_Work to do_. Search the data below for the string "грамотности". Extract every line that contains it.

[Collected data]
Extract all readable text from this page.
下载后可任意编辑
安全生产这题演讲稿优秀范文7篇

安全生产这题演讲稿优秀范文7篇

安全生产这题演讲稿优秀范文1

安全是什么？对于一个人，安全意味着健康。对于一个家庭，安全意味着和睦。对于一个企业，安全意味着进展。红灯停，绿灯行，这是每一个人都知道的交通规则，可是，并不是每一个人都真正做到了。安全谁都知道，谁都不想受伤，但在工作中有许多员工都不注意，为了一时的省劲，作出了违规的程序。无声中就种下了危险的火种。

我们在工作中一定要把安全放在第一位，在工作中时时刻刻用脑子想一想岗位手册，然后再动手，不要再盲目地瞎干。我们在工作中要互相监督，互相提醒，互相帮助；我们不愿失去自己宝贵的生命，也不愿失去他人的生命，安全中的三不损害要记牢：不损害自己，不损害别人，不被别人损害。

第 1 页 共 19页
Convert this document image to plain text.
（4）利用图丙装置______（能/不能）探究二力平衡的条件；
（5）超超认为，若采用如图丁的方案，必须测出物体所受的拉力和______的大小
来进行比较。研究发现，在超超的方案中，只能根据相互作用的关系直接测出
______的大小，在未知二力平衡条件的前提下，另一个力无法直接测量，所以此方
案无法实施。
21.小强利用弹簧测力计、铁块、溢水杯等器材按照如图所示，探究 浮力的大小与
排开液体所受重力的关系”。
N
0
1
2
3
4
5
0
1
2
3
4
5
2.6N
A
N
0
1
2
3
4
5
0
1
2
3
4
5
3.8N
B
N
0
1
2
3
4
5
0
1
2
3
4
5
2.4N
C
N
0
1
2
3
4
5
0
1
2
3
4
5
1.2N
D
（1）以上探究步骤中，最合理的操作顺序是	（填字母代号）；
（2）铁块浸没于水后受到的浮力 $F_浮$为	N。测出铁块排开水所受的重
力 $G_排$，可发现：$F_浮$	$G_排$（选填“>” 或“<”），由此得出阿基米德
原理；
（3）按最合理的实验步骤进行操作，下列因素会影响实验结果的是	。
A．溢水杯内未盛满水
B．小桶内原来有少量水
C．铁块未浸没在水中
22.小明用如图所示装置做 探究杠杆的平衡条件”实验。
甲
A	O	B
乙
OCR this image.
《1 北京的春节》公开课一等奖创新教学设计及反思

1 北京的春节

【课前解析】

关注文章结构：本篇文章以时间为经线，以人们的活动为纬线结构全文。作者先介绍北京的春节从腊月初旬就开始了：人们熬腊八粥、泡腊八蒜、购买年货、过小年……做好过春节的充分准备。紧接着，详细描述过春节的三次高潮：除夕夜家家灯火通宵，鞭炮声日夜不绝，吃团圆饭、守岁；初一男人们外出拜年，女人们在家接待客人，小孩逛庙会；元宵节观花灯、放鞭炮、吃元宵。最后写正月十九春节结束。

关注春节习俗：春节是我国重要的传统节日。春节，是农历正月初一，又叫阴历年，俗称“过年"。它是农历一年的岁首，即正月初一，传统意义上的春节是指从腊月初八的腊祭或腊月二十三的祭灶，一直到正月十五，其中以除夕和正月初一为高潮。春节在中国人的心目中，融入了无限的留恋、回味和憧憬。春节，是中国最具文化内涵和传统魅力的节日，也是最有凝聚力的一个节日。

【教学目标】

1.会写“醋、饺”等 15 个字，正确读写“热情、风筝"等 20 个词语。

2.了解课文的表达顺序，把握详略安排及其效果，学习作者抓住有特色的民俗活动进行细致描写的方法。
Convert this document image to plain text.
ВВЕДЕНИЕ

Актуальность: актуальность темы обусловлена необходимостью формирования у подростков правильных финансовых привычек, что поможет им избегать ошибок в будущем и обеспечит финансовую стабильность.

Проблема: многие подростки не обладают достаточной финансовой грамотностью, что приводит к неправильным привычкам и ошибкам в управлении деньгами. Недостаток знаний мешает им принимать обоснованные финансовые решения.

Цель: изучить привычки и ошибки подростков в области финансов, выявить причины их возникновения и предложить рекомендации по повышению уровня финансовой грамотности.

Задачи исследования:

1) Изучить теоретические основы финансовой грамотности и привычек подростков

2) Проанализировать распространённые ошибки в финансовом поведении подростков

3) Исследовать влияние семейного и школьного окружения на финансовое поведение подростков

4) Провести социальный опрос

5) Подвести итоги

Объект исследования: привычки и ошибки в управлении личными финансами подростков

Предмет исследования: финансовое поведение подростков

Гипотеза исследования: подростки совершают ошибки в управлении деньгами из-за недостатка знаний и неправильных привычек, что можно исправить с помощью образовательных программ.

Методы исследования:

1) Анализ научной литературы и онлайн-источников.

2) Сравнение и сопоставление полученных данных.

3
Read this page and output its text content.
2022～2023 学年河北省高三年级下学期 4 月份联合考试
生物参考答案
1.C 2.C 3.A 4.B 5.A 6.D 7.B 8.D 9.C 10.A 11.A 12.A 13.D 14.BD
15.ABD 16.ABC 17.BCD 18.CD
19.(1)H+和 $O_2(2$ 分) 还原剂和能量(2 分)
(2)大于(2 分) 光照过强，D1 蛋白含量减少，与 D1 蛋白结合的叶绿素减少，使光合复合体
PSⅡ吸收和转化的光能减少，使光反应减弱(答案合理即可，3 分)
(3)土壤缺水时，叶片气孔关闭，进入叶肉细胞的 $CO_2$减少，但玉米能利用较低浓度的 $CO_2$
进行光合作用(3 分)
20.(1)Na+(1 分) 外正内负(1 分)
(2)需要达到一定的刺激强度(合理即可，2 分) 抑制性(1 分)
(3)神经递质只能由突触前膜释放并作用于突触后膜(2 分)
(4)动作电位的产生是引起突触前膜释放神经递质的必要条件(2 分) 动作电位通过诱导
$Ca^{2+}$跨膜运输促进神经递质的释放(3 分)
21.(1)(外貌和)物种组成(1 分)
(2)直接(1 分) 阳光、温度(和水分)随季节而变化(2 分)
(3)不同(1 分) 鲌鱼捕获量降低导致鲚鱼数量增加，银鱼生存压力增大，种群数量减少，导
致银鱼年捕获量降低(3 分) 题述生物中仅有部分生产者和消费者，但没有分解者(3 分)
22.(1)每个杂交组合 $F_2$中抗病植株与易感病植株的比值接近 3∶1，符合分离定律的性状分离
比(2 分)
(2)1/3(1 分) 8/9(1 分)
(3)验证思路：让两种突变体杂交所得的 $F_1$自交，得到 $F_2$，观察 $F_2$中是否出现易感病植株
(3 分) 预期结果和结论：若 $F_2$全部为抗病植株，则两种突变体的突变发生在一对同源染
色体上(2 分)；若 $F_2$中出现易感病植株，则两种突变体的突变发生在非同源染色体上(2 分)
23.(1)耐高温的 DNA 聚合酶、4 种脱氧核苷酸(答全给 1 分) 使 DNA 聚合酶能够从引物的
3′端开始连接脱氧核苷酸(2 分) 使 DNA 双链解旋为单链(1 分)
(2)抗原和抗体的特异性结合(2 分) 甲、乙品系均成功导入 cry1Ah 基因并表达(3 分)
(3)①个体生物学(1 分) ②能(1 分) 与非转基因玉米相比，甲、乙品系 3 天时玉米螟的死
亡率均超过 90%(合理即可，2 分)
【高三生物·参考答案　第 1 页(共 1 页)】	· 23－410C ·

_Result for this task_.
Цель: изучить привычки и ошибки подростков в области финансов, выявить причины их возникновения и предложить рекомендации по повышению уровня финансовой грамотности.
1) Изучить теоретические основы финансовой грамотности и привычек подростков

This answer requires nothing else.